* **WORK REQUIRED**
Report the number of lines in the entries below that include the word "responses", and nothing else.

* **PROVIDED DATA**
+---+

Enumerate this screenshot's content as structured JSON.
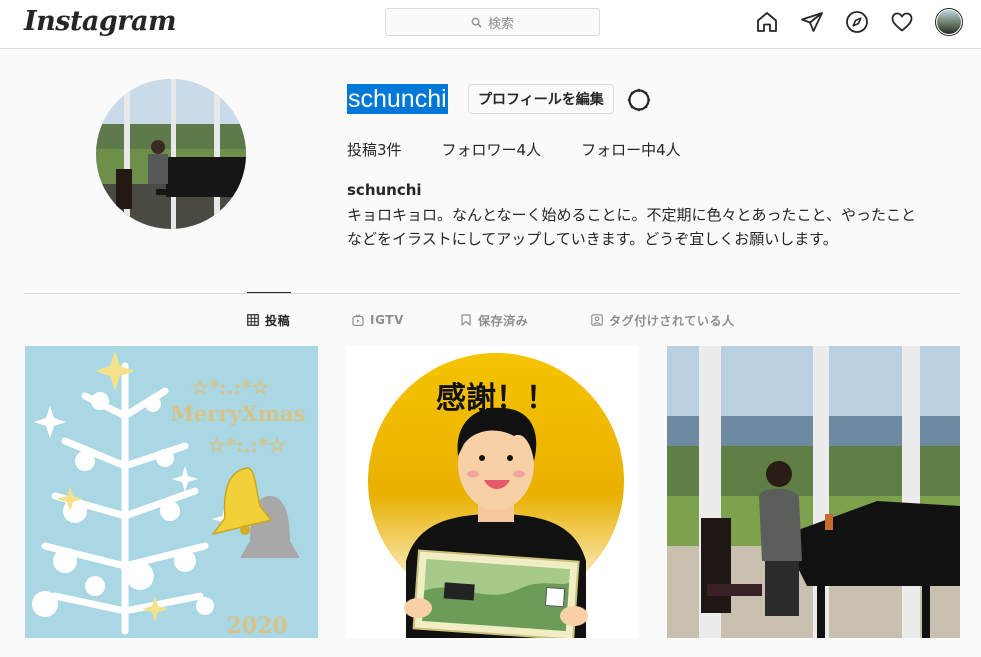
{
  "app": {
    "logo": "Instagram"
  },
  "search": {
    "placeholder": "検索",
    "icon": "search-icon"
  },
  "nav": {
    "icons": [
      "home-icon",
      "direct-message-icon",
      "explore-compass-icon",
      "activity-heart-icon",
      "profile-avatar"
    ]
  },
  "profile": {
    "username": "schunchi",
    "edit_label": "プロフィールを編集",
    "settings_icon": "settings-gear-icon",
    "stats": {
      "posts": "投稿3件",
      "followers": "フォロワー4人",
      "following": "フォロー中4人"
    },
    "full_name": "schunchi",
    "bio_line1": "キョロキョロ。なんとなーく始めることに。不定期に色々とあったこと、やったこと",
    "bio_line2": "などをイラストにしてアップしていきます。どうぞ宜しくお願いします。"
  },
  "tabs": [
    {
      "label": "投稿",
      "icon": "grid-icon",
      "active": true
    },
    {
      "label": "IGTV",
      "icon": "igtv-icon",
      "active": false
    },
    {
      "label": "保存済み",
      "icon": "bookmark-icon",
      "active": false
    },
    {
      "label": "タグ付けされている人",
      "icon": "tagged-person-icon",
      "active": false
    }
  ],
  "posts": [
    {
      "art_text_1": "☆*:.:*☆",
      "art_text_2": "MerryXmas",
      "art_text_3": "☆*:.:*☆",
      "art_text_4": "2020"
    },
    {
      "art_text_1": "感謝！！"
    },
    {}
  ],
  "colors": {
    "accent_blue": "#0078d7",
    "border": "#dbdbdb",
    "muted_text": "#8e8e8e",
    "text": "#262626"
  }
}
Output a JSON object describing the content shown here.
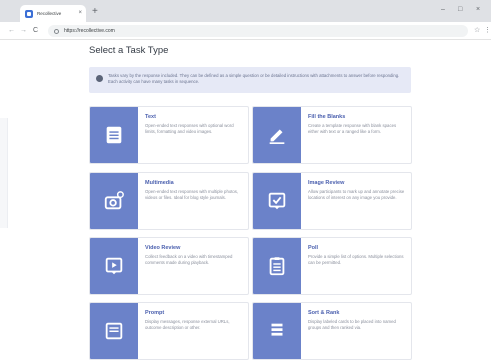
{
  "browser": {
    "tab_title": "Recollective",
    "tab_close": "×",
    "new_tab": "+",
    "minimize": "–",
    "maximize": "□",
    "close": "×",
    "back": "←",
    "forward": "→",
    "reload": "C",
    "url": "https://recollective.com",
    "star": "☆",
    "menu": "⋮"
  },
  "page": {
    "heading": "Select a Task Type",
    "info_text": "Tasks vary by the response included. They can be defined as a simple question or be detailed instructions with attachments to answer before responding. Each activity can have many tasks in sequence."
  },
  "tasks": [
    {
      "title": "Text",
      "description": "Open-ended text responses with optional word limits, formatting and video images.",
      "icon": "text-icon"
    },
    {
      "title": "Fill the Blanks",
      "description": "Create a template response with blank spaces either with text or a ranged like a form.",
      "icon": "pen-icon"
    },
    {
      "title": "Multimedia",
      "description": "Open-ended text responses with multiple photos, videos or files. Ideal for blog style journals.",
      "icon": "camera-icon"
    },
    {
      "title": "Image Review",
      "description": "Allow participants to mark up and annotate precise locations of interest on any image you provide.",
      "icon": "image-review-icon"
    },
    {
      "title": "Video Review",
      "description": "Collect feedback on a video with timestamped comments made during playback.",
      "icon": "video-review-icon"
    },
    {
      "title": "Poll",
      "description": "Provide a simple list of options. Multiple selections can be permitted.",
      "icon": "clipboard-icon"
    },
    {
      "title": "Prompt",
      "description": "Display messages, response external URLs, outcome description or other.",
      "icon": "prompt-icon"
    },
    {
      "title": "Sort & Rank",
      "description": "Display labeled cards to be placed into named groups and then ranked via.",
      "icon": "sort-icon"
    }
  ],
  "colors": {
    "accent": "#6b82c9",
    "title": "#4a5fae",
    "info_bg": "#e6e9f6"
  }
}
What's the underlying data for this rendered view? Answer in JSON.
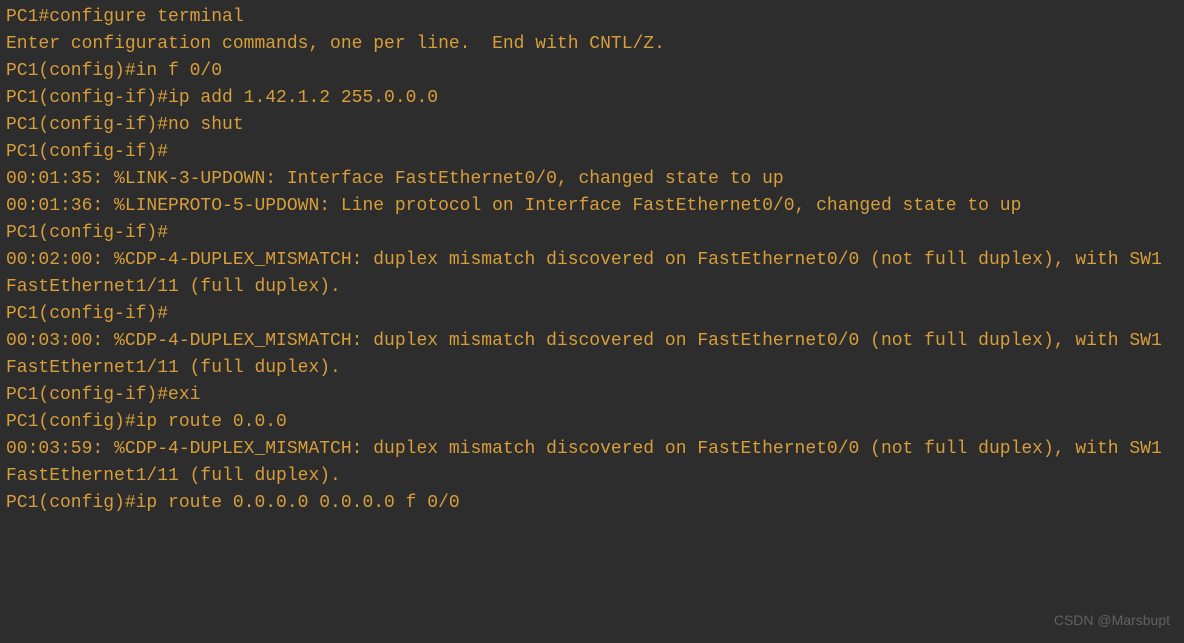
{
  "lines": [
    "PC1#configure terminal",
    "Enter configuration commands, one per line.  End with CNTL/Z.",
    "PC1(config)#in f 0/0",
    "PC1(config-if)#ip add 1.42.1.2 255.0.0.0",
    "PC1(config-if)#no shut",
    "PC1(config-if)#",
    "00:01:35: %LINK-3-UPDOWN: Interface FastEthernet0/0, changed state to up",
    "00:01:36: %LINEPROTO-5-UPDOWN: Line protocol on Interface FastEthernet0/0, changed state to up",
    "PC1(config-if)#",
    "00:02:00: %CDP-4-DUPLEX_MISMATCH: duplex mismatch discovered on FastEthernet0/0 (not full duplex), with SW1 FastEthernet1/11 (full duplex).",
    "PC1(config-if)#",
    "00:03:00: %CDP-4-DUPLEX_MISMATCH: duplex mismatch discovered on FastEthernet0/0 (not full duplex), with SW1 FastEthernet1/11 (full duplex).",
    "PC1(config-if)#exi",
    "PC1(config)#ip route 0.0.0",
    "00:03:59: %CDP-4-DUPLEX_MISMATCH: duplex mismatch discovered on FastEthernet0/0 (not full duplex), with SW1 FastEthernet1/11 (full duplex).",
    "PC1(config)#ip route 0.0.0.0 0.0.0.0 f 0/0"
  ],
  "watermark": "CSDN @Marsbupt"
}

+---+

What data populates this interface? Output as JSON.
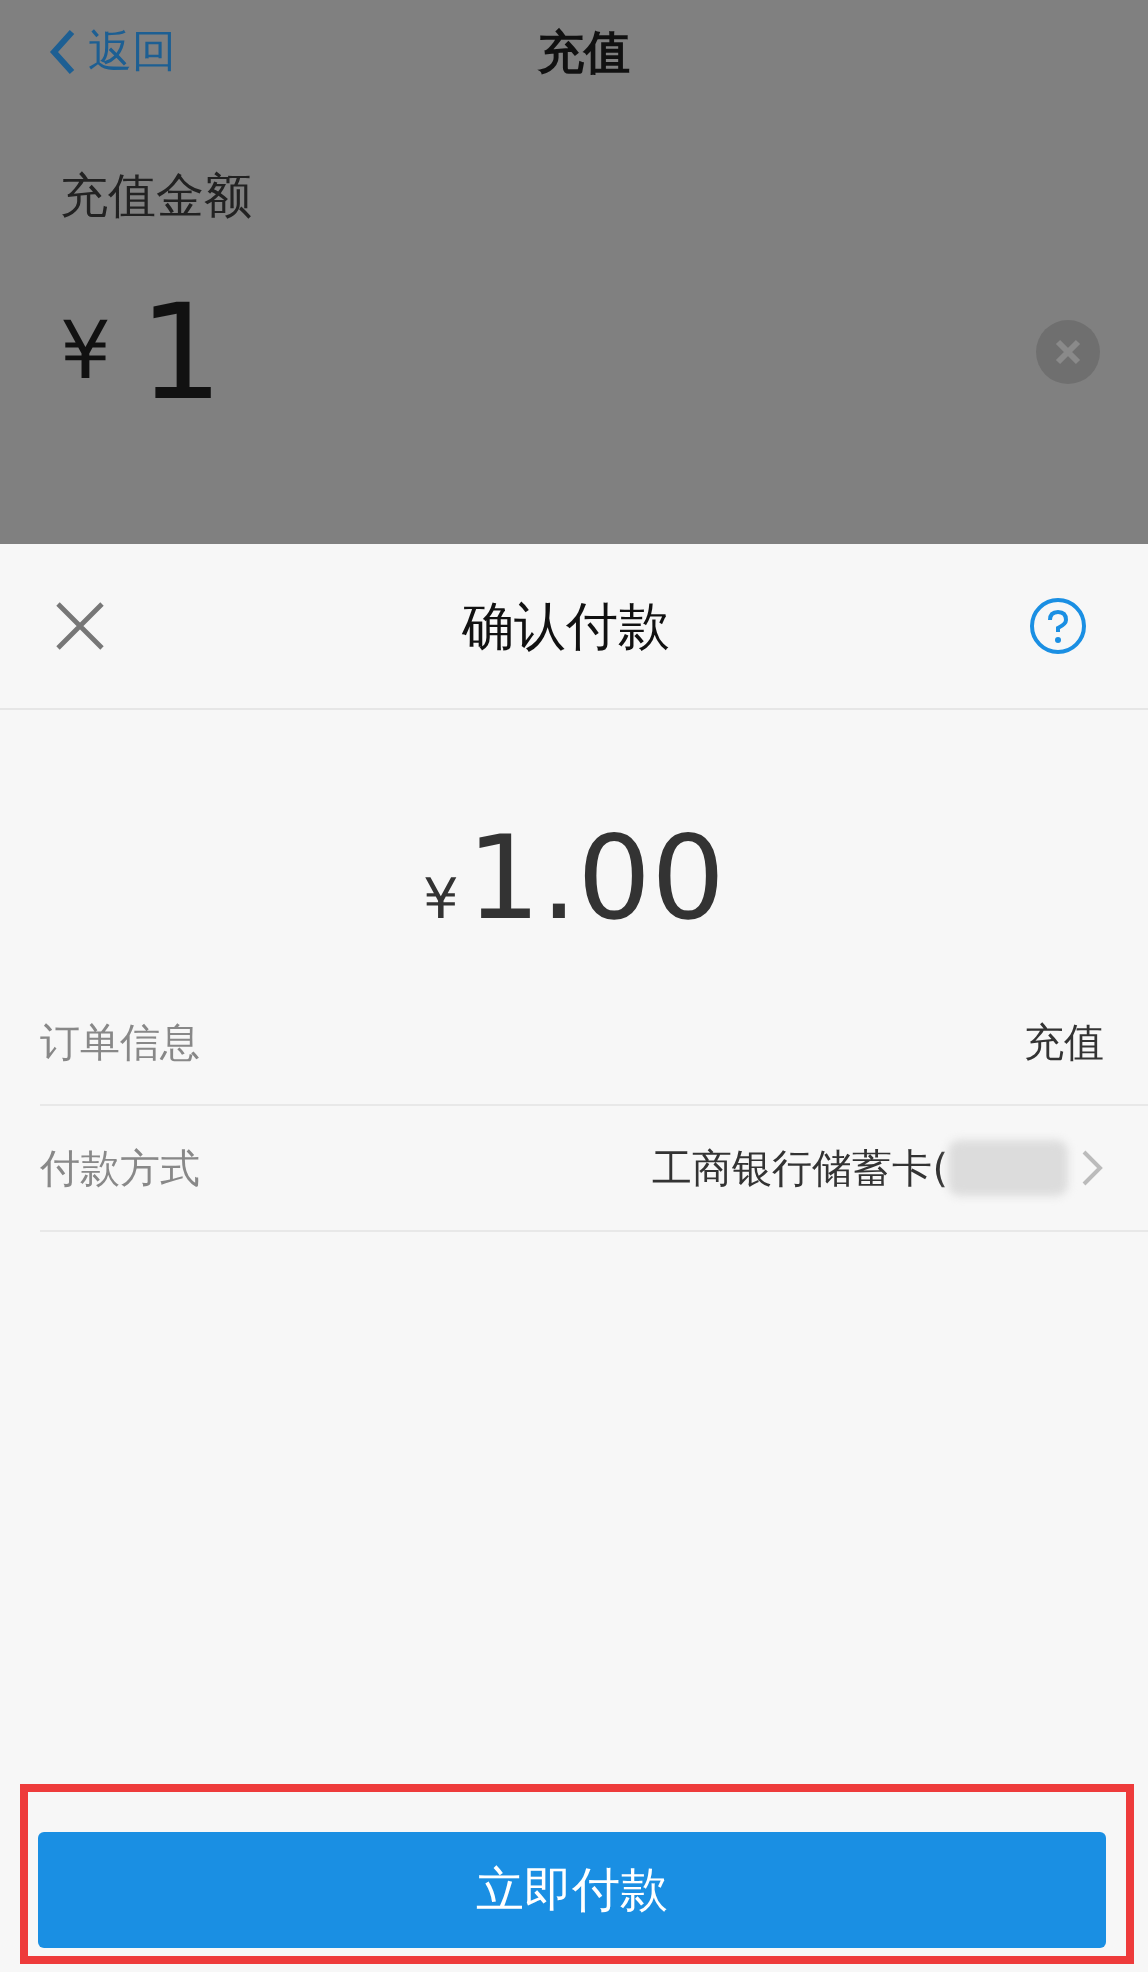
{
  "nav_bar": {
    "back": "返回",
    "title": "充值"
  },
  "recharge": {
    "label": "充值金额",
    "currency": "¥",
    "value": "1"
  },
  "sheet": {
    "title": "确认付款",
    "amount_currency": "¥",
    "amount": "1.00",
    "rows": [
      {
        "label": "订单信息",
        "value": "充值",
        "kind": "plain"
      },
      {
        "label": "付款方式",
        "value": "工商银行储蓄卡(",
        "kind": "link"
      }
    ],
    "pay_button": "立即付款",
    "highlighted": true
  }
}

+---+

* **COMPLETE RESPONSE**
2